(Task) Read the records and write them out again exactly.

(Input data)
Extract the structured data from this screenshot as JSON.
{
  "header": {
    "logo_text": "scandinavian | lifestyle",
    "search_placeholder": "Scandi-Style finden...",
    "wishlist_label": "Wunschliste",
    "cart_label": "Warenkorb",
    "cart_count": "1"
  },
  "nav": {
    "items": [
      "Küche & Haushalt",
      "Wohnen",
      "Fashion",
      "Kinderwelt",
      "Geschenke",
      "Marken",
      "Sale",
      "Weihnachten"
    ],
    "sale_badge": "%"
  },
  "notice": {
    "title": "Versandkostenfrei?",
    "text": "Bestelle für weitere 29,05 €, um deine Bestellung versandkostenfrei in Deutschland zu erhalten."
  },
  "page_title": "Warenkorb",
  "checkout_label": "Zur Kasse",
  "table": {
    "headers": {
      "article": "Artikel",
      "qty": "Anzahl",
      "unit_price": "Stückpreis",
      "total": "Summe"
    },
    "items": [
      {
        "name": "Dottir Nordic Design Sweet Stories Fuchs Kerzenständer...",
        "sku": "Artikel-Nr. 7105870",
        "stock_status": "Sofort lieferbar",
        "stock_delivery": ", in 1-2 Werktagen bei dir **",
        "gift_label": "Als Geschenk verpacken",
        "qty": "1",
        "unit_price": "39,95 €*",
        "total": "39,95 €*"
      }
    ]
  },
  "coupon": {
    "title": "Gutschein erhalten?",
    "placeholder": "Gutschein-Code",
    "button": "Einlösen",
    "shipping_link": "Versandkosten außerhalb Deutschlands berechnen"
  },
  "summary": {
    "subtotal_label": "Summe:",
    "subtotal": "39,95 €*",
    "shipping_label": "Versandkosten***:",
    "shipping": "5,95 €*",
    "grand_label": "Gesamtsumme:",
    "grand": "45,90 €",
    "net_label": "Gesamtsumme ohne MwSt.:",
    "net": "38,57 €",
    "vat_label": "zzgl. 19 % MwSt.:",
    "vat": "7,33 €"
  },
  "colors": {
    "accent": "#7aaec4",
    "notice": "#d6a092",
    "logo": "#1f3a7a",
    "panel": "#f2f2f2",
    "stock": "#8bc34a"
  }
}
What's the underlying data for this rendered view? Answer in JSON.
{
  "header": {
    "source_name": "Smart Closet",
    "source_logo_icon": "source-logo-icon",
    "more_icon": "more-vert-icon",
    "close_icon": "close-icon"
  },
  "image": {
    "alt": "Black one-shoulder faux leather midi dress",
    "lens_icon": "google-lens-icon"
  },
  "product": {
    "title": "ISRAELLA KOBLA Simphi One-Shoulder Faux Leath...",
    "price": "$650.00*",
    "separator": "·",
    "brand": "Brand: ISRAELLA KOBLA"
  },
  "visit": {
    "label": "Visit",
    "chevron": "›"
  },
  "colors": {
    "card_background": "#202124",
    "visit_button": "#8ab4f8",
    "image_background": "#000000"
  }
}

(Final answer)
Extract the structured data from this screenshot as JSON.
{
  "header": {
    "logo_text": "scandinavian | lifestyle",
    "search_placeholder": "Scandi-Style finden...",
    "wishlist_label": "Wunschliste",
    "cart_label": "Warenkorb",
    "cart_count": "1"
  },
  "nav": {
    "items": [
      "Küche & Haushalt",
      "Wohnen",
      "Fashion",
      "Kinderwelt",
      "Geschenke",
      "Marken",
      "Sale",
      "Weihnachten"
    ],
    "sale_badge": "%"
  },
  "notice": {
    "title": "Versandkostenfrei?",
    "text": "Bestelle für weitere 29,05 €, um deine Bestellung versandkostenfrei in Deutschland zu erhalten."
  },
  "page_title": "Warenkorb",
  "checkout_label": "Zur Kasse",
  "table": {
    "headers": {
      "article": "Artikel",
      "qty": "Anzahl",
      "unit_price": "Stückpreis",
      "total": "Summe"
    },
    "items": [
      {
        "name": "Dottir Nordic Design Sweet Stories Fuchs Kerzenständer...",
        "sku": "Artikel-Nr. 7105870",
        "stock_status": "Sofort lieferbar",
        "stock_delivery": ", in 1-2 Werktagen bei dir **",
        "gift_label": "Als Geschenk verpacken",
        "qty": "1",
        "unit_price": "39,95 €*",
        "total": "39,95 €*"
      }
    ]
  },
  "coupon": {
    "title": "Gutschein erhalten?",
    "placeholder": "Gutschein-Code",
    "button": "Einlösen",
    "shipping_link": "Versandkosten außerhalb Deutschlands berechnen"
  },
  "summary": {
    "subtotal_label": "Summe:",
    "subtotal": "39,95 €*",
    "shipping_label": "Versandkosten***:",
    "shipping": "5,95 €*",
    "grand_label": "Gesamtsumme:",
    "grand": "45,90 €",
    "net_label": "Gesamtsumme ohne MwSt.:",
    "net": "38,57 €",
    "vat_label": "zzgl. 19 % MwSt.:",
    "vat": "7,33 €"
  },
  "colors": {
    "accent": "#7aaec4",
    "notice": "#d6a092",
    "logo": "#1f3a7a",
    "panel": "#f2f2f2",
    "stock": "#8bc34a"
  }
}
What's the underlying data for this rendered view? Answer in JSON.
{
  "header": {
    "source_name": "Smart Closet",
    "source_logo_icon": "source-logo-icon",
    "more_icon": "more-vert-icon",
    "close_icon": "close-icon"
  },
  "image": {
    "alt": "Black one-shoulder faux leather midi dress",
    "lens_icon": "google-lens-icon"
  },
  "product": {
    "title": "ISRAELLA KOBLA Simphi One-Shoulder Faux Leath...",
    "price": "$650.00*",
    "separator": "·",
    "brand": "Brand: ISRAELLA KOBLA"
  },
  "visit": {
    "label": "Visit",
    "chevron": "›"
  },
  "colors": {
    "card_background": "#202124",
    "visit_button": "#8ab4f8",
    "image_background": "#000000"
  }
}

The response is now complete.